Transcribe the material exactly. Images do not belong in the copy.

....................

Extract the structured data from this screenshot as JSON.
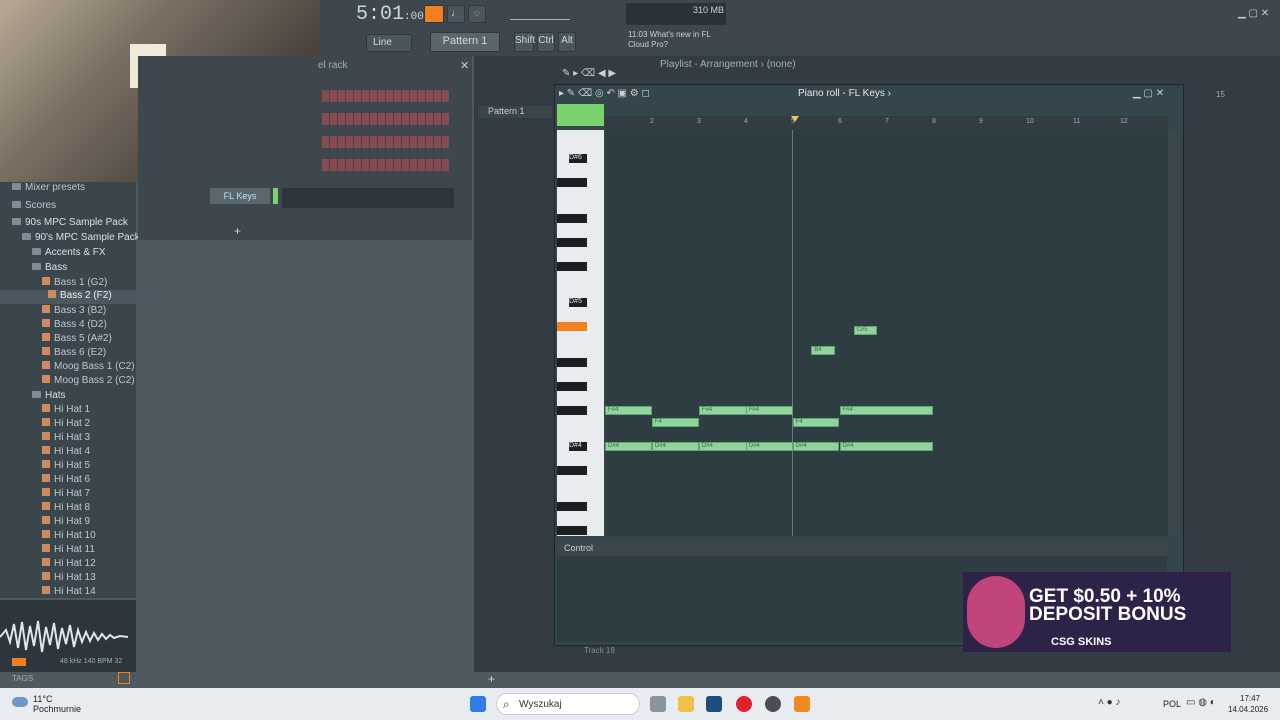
{
  "transport": {
    "time": "5:01",
    "time_small": ":00",
    "mem": "310 MB",
    "pattern": "Pattern 1",
    "snap": "Line"
  },
  "toolbar": {
    "shift": "Shift",
    "ctrl": "Ctrl",
    "alt": "Alt",
    "news_time": "11:03",
    "news": "What's new in FL",
    "news2": "Cloud Pro?"
  },
  "channel_rack": {
    "title": "el rack",
    "channel": "FL Keys"
  },
  "browser": {
    "items": [
      "Mixer presets",
      "Scores",
      "90s MPC Sample Pack",
      "90's MPC Sample Pack",
      "Accents & FX",
      "Bass",
      "Bass 1 (G2)",
      "Bass 2 (F2)",
      "Bass 3 (B2)",
      "Bass 4 (D2)",
      "Bass 5 (A#2)",
      "Bass 6 (E2)",
      "Moog Bass 1 (C2)",
      "Moog Bass 2 (C2)",
      "Hats",
      "Hi Hat 1",
      "Hi Hat 2",
      "Hi Hat 3",
      "Hi Hat 4",
      "Hi Hat 5",
      "Hi Hat 6",
      "Hi Hat 7",
      "Hi Hat 8",
      "Hi Hat 9",
      "Hi Hat 10",
      "Hi Hat 11",
      "Hi Hat 12",
      "Hi Hat 13",
      "Hi Hat 14"
    ],
    "wave_info": "48 kHz 140 BPM 32",
    "tags": "TAGS"
  },
  "playlist": {
    "title": "Playlist - Arrangement",
    "sub": "(none)",
    "pattern_item": "Pattern 1",
    "track18": "Track 18",
    "bar15": "15"
  },
  "piano_roll": {
    "title": "Piano roll - FL Keys",
    "control": "Control",
    "keys": [
      "D#6",
      "D#5",
      "D#4"
    ],
    "bars": [
      "2",
      "3",
      "4",
      "5",
      "6",
      "7",
      "8",
      "9",
      "10",
      "11",
      "12"
    ]
  },
  "notes": [
    {
      "label": "F#4",
      "row": "f#4",
      "bar": 1.0,
      "len": 1.0
    },
    {
      "label": "F4",
      "row": "f4",
      "bar": 2.0,
      "len": 1.0
    },
    {
      "label": "F#4",
      "row": "f#4",
      "bar": 3.0,
      "len": 2.0
    },
    {
      "label": "F#4",
      "row": "f#4",
      "bar": 4.0,
      "len": 1.0
    },
    {
      "label": "F4",
      "row": "f4",
      "bar": 5.0,
      "len": 1.0
    },
    {
      "label": "F#4",
      "row": "f#4",
      "bar": 6.0,
      "len": 2.0
    },
    {
      "label": "D#4",
      "row": "d#4",
      "bar": 1.0,
      "len": 1.0
    },
    {
      "label": "D#4",
      "row": "d#4",
      "bar": 2.0,
      "len": 1.0
    },
    {
      "label": "D#4",
      "row": "d#4",
      "bar": 3.0,
      "len": 2.0
    },
    {
      "label": "D#4",
      "row": "d#4",
      "bar": 4.0,
      "len": 1.0
    },
    {
      "label": "D#4",
      "row": "d#4",
      "bar": 5.0,
      "len": 1.0
    },
    {
      "label": "D#4",
      "row": "d#4",
      "bar": 6.0,
      "len": 2.0
    },
    {
      "label": "B4",
      "row": "b4",
      "bar": 5.4,
      "len": 0.5
    },
    {
      "label": "C#5",
      "row": "c#5",
      "bar": 6.3,
      "len": 0.5
    }
  ],
  "ad": {
    "line1": "GET $0.50 + 10%",
    "line2": "DEPOSIT BONUS",
    "brand": "CSG SKINS"
  },
  "taskbar": {
    "temp": "11°C",
    "weather": "Pochmurnie",
    "search": "Wyszukaj",
    "lang": "POL",
    "clock": "17:47",
    "date": "14.04.2026"
  },
  "colors": {
    "note": "#8fd49a",
    "accent": "#f08020"
  }
}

....................

#### [Exercise result]
Extract the structured data from this screenshot as JSON.
{
  "transport": {
    "time": "5:01",
    "time_small": ":00",
    "mem": "310 MB",
    "pattern": "Pattern 1",
    "snap": "Line"
  },
  "toolbar": {
    "shift": "Shift",
    "ctrl": "Ctrl",
    "alt": "Alt",
    "news_time": "11:03",
    "news": "What's new in FL",
    "news2": "Cloud Pro?"
  },
  "channel_rack": {
    "title": "el rack",
    "channel": "FL Keys"
  },
  "browser": {
    "items": [
      "Mixer presets",
      "Scores",
      "90s MPC Sample Pack",
      "90's MPC Sample Pack",
      "Accents & FX",
      "Bass",
      "Bass 1 (G2)",
      "Bass 2 (F2)",
      "Bass 3 (B2)",
      "Bass 4 (D2)",
      "Bass 5 (A#2)",
      "Bass 6 (E2)",
      "Moog Bass 1 (C2)",
      "Moog Bass 2 (C2)",
      "Hats",
      "Hi Hat 1",
      "Hi Hat 2",
      "Hi Hat 3",
      "Hi Hat 4",
      "Hi Hat 5",
      "Hi Hat 6",
      "Hi Hat 7",
      "Hi Hat 8",
      "Hi Hat 9",
      "Hi Hat 10",
      "Hi Hat 11",
      "Hi Hat 12",
      "Hi Hat 13",
      "Hi Hat 14"
    ],
    "wave_info": "48 kHz 140 BPM 32",
    "tags": "TAGS"
  },
  "playlist": {
    "title": "Playlist - Arrangement",
    "sub": "(none)",
    "pattern_item": "Pattern 1",
    "track18": "Track 18",
    "bar15": "15"
  },
  "piano_roll": {
    "title": "Piano roll - FL Keys",
    "control": "Control",
    "keys": [
      "D#6",
      "D#5",
      "D#4"
    ],
    "bars": [
      "2",
      "3",
      "4",
      "5",
      "6",
      "7",
      "8",
      "9",
      "10",
      "11",
      "12"
    ]
  },
  "notes": [
    {
      "label": "F#4",
      "row": "f#4",
      "bar": 1.0,
      "len": 1.0
    },
    {
      "label": "F4",
      "row": "f4",
      "bar": 2.0,
      "len": 1.0
    },
    {
      "label": "F#4",
      "row": "f#4",
      "bar": 3.0,
      "len": 2.0
    },
    {
      "label": "F#4",
      "row": "f#4",
      "bar": 4.0,
      "len": 1.0
    },
    {
      "label": "F4",
      "row": "f4",
      "bar": 5.0,
      "len": 1.0
    },
    {
      "label": "F#4",
      "row": "f#4",
      "bar": 6.0,
      "len": 2.0
    },
    {
      "label": "D#4",
      "row": "d#4",
      "bar": 1.0,
      "len": 1.0
    },
    {
      "label": "D#4",
      "row": "d#4",
      "bar": 2.0,
      "len": 1.0
    },
    {
      "label": "D#4",
      "row": "d#4",
      "bar": 3.0,
      "len": 2.0
    },
    {
      "label": "D#4",
      "row": "d#4",
      "bar": 4.0,
      "len": 1.0
    },
    {
      "label": "D#4",
      "row": "d#4",
      "bar": 5.0,
      "len": 1.0
    },
    {
      "label": "D#4",
      "row": "d#4",
      "bar": 6.0,
      "len": 2.0
    },
    {
      "label": "B4",
      "row": "b4",
      "bar": 5.4,
      "len": 0.5
    },
    {
      "label": "C#5",
      "row": "c#5",
      "bar": 6.3,
      "len": 0.5
    }
  ],
  "ad": {
    "line1": "GET $0.50 + 10%",
    "line2": "DEPOSIT BONUS",
    "brand": "CSG SKINS"
  },
  "taskbar": {
    "temp": "11°C",
    "weather": "Pochmurnie",
    "search": "Wyszukaj",
    "lang": "POL",
    "clock": "17:47",
    "date": "14.04.2026"
  },
  "colors": {
    "note": "#8fd49a",
    "accent": "#f08020"
  }
}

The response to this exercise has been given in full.